Components of the NICOS systemΒΆ

NICOS is a control system with several components. They come in the form of executables located in the bin subdirectory of the NICOS source. These components are:

Shells

These components allow the user – in some form or other – to interact with the NICOS system and execute commands.

nicos-console
This is the most basic NICOS shell. It presents to the user a slightly enhanced builtin Python shell, where commands can be executed.
nicos-ipython
This is a version of nicos-console that uses the IPython shell instead of the builtin Python shell.
nicos-web
This is a web-frontend version of the NICOS console. It implements a simple web server that presents a console-like user interface via the web browser.
nicos-gui
This is the GUI client part of the server-client execution shell. It connects to a nicos-daemon instance (see below) that controls the instrument. The GUI uses Qt for the basic functionality, and Qwt for the data plotting and analysis windows.

Other clients

These programs are clients that don’t provide shell functionality.

nicos-monitor
This program implements a graphical status monitor that displays current values of the instrument status from the NICOS cache.

Daemons

These programs provide services and are designed to run as daemons once per instrument.

GOAL A
According to the NICOS components page, which library does nicos-gui use for its data plotting and analysis windows?
GOAL B
Using the NICOS components page, explain why nicos-monitor is grouped under "Other clients" and not under "Shells."
GOAL C
List every program that the NICOS components page places in the "Shells" group.
Use only the NICOS components page to answer.

DATA SECTION

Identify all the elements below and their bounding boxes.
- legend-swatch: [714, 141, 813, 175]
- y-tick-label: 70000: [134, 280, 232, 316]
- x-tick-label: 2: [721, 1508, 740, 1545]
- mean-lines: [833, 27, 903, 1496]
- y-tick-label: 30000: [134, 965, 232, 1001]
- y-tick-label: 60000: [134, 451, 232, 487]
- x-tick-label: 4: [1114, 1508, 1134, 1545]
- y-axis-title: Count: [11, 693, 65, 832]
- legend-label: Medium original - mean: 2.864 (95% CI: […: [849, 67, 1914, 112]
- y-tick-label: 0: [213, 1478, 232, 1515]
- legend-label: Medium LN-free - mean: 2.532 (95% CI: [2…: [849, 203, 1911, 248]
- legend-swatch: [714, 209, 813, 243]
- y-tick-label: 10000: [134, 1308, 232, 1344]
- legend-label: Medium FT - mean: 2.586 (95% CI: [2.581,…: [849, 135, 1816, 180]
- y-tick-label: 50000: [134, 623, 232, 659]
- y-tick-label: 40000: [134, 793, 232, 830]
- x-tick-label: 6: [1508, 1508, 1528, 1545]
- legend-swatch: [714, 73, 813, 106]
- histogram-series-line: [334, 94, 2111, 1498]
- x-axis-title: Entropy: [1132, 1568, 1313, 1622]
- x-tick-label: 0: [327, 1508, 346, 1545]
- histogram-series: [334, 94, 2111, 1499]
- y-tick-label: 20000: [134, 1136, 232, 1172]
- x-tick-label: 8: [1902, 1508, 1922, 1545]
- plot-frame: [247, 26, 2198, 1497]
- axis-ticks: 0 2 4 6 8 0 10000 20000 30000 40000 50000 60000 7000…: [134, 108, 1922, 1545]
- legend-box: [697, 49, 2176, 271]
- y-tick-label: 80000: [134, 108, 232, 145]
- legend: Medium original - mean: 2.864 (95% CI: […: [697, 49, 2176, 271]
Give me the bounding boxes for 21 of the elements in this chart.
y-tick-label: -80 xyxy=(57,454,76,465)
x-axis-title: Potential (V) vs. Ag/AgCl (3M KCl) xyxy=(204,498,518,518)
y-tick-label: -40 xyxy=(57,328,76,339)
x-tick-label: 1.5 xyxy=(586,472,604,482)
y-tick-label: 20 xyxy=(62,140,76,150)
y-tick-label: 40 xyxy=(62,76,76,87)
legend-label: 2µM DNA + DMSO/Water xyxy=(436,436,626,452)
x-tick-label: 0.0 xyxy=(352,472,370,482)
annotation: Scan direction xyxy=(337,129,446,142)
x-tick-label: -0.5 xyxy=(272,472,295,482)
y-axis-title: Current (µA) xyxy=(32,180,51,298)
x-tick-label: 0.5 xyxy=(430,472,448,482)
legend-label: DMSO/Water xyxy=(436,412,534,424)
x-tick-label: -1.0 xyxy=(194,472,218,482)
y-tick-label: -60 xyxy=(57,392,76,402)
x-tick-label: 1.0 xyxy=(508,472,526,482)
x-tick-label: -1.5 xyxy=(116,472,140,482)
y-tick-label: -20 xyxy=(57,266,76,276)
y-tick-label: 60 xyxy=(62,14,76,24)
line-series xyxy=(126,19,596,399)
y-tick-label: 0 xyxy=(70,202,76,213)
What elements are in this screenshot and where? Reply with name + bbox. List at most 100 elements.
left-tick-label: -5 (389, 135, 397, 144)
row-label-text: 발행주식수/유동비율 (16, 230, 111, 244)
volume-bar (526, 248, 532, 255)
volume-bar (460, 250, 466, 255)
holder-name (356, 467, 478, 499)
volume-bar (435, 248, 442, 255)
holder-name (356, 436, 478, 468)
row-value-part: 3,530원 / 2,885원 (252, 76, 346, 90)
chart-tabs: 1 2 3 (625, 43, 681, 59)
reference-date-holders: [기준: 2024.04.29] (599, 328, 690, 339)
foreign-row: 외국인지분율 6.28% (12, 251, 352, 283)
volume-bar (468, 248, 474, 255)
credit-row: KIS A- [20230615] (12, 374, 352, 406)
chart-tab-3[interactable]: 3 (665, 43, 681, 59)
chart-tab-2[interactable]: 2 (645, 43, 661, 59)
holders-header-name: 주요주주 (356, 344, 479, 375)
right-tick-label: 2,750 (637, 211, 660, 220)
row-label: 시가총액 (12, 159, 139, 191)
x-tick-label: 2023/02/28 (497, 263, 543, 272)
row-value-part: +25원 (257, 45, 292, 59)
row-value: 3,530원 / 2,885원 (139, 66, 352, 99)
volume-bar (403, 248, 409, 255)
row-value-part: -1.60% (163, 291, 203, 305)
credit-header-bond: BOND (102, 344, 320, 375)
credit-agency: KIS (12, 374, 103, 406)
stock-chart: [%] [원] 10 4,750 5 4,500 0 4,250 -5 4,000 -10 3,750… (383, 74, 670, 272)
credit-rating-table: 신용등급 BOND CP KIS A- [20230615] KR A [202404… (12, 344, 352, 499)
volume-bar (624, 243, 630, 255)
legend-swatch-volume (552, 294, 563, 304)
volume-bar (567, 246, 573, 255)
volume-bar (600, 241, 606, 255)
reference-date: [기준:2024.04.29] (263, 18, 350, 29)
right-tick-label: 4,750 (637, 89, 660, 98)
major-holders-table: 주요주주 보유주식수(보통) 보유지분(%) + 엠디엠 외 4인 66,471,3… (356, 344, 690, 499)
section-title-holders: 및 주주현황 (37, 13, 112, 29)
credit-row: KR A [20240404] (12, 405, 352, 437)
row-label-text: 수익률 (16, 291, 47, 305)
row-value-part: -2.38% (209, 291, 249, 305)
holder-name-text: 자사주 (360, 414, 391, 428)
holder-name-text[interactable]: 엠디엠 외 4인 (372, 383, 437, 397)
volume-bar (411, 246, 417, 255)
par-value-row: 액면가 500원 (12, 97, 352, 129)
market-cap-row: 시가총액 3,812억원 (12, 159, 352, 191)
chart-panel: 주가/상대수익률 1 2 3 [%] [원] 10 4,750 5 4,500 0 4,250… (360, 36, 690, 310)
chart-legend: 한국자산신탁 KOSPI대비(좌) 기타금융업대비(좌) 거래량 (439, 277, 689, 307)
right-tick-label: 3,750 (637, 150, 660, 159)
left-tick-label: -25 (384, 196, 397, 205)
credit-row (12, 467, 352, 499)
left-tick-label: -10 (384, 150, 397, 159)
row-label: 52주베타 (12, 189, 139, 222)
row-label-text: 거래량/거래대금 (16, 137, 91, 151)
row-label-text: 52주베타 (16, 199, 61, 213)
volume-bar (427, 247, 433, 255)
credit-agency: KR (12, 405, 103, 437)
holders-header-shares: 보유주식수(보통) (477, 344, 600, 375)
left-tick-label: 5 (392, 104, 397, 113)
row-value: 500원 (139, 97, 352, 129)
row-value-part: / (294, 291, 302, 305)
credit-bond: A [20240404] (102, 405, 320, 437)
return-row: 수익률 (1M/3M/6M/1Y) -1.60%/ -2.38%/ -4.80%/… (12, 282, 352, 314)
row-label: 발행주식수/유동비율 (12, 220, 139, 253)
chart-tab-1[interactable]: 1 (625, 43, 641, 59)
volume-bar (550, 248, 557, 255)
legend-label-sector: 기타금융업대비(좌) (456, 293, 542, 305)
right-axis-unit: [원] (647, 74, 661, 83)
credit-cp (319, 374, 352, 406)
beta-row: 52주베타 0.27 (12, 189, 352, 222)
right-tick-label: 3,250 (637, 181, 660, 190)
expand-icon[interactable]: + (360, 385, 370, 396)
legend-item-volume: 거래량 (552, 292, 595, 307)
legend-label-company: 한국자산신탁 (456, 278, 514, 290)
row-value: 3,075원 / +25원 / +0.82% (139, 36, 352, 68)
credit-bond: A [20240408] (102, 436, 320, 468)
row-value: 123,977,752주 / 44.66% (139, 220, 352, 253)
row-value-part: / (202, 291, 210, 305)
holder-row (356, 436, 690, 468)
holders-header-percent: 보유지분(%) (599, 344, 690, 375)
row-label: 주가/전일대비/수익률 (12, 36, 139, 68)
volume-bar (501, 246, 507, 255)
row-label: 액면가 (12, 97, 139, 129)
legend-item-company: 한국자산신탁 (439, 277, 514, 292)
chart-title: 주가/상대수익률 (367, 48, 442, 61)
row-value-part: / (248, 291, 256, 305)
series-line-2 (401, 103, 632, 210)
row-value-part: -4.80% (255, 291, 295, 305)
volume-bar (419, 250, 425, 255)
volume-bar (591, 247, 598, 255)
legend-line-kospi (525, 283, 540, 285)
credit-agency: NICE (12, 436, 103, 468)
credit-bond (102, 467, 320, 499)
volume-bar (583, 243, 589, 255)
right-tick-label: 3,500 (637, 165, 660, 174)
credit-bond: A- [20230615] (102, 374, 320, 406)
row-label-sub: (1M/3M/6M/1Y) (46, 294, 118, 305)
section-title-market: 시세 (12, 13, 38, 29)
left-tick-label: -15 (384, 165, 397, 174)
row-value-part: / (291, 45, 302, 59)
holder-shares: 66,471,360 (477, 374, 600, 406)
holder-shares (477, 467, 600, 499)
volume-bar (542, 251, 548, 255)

TASK RESULT A
Qwt.

TASK RESULT B
The "Other clients" group holds programs that are clients but do not provide shell functionality. nicos-monitor is a graphical status monitor that displays current instrument values from the NICOS cache rather than letting the user execute commands.

TASK RESULT C
nicos-console, nicos-ipython, nicos-web, nicos-gui